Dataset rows
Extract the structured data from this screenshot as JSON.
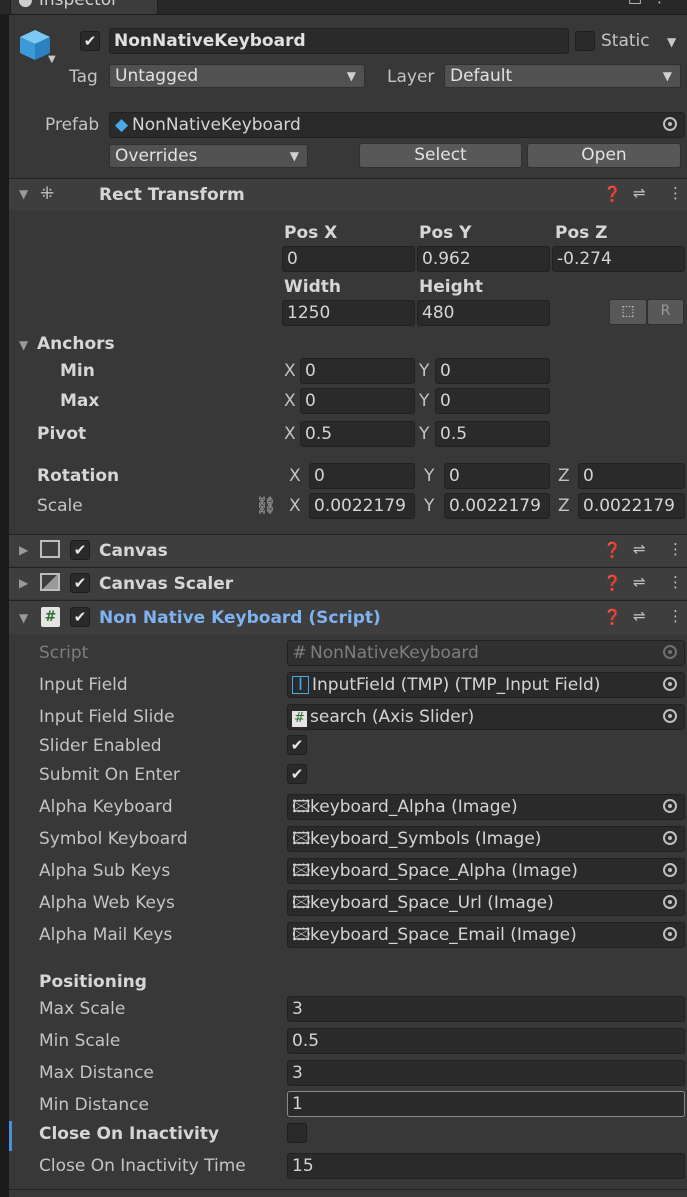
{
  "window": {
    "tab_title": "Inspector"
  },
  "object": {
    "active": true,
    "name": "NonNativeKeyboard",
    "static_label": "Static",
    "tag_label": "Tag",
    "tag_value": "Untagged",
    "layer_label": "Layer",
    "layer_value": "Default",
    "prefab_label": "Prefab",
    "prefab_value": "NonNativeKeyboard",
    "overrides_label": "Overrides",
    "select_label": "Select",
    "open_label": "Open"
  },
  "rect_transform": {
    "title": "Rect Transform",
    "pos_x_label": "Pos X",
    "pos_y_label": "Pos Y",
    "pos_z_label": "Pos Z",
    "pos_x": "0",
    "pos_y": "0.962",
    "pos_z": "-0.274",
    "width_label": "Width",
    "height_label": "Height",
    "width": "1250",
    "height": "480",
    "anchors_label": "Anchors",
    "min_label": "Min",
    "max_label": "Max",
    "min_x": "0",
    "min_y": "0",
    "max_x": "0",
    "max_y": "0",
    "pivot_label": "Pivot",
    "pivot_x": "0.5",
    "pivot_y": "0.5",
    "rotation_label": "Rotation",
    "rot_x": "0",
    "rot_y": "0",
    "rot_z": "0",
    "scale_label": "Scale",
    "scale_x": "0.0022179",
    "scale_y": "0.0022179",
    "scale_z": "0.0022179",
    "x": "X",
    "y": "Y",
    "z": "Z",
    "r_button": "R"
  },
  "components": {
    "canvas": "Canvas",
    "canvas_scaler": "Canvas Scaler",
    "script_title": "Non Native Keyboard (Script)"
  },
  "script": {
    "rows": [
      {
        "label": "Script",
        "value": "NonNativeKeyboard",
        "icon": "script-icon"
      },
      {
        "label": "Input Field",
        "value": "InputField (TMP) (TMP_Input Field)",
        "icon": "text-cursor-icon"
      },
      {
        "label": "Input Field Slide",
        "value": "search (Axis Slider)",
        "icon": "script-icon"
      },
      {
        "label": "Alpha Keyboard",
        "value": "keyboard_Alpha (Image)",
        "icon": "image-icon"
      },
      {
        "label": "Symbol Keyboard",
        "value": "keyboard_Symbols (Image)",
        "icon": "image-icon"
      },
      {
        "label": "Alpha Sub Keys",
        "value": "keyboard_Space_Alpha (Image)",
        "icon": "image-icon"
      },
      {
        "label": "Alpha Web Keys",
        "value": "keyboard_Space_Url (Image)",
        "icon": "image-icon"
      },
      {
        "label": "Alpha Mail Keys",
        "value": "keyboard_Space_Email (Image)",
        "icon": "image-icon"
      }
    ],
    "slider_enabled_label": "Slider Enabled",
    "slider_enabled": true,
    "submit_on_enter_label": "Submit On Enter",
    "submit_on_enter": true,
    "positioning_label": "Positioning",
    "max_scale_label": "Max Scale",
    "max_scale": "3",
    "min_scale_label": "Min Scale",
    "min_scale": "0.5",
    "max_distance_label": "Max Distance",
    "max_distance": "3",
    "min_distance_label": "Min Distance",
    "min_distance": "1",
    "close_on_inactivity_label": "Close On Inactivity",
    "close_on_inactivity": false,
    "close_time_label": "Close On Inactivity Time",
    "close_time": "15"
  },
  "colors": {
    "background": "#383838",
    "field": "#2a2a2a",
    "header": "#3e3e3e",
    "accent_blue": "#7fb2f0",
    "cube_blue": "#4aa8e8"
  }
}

- Written request -
Print out the material word for word, omitting the pictures.

- Task solution -
Extract the structured data from this screenshot as JSON.
{
  "window": {
    "tab_title": "Inspector"
  },
  "object": {
    "active": true,
    "name": "NonNativeKeyboard",
    "static_label": "Static",
    "tag_label": "Tag",
    "tag_value": "Untagged",
    "layer_label": "Layer",
    "layer_value": "Default",
    "prefab_label": "Prefab",
    "prefab_value": "NonNativeKeyboard",
    "overrides_label": "Overrides",
    "select_label": "Select",
    "open_label": "Open"
  },
  "rect_transform": {
    "title": "Rect Transform",
    "pos_x_label": "Pos X",
    "pos_y_label": "Pos Y",
    "pos_z_label": "Pos Z",
    "pos_x": "0",
    "pos_y": "0.962",
    "pos_z": "-0.274",
    "width_label": "Width",
    "height_label": "Height",
    "width": "1250",
    "height": "480",
    "anchors_label": "Anchors",
    "min_label": "Min",
    "max_label": "Max",
    "min_x": "0",
    "min_y": "0",
    "max_x": "0",
    "max_y": "0",
    "pivot_label": "Pivot",
    "pivot_x": "0.5",
    "pivot_y": "0.5",
    "rotation_label": "Rotation",
    "rot_x": "0",
    "rot_y": "0",
    "rot_z": "0",
    "scale_label": "Scale",
    "scale_x": "0.0022179",
    "scale_y": "0.0022179",
    "scale_z": "0.0022179",
    "x": "X",
    "y": "Y",
    "z": "Z",
    "r_button": "R"
  },
  "components": {
    "canvas": "Canvas",
    "canvas_scaler": "Canvas Scaler",
    "script_title": "Non Native Keyboard (Script)"
  },
  "script": {
    "rows": [
      {
        "label": "Script",
        "value": "NonNativeKeyboard",
        "icon": "script-icon"
      },
      {
        "label": "Input Field",
        "value": "InputField (TMP) (TMP_Input Field)",
        "icon": "text-cursor-icon"
      },
      {
        "label": "Input Field Slide",
        "value": "search (Axis Slider)",
        "icon": "script-icon"
      },
      {
        "label": "Alpha Keyboard",
        "value": "keyboard_Alpha (Image)",
        "icon": "image-icon"
      },
      {
        "label": "Symbol Keyboard",
        "value": "keyboard_Symbols (Image)",
        "icon": "image-icon"
      },
      {
        "label": "Alpha Sub Keys",
        "value": "keyboard_Space_Alpha (Image)",
        "icon": "image-icon"
      },
      {
        "label": "Alpha Web Keys",
        "value": "keyboard_Space_Url (Image)",
        "icon": "image-icon"
      },
      {
        "label": "Alpha Mail Keys",
        "value": "keyboard_Space_Email (Image)",
        "icon": "image-icon"
      }
    ],
    "slider_enabled_label": "Slider Enabled",
    "slider_enabled": true,
    "submit_on_enter_label": "Submit On Enter",
    "submit_on_enter": true,
    "positioning_label": "Positioning",
    "max_scale_label": "Max Scale",
    "max_scale": "3",
    "min_scale_label": "Min Scale",
    "min_scale": "0.5",
    "max_distance_label": "Max Distance",
    "max_distance": "3",
    "min_distance_label": "Min Distance",
    "min_distance": "1",
    "close_on_inactivity_label": "Close On Inactivity",
    "close_on_inactivity": false,
    "close_time_label": "Close On Inactivity Time",
    "close_time": "15"
  },
  "colors": {
    "background": "#383838",
    "field": "#2a2a2a",
    "header": "#3e3e3e",
    "accent_blue": "#7fb2f0",
    "cube_blue": "#4aa8e8"
  }
}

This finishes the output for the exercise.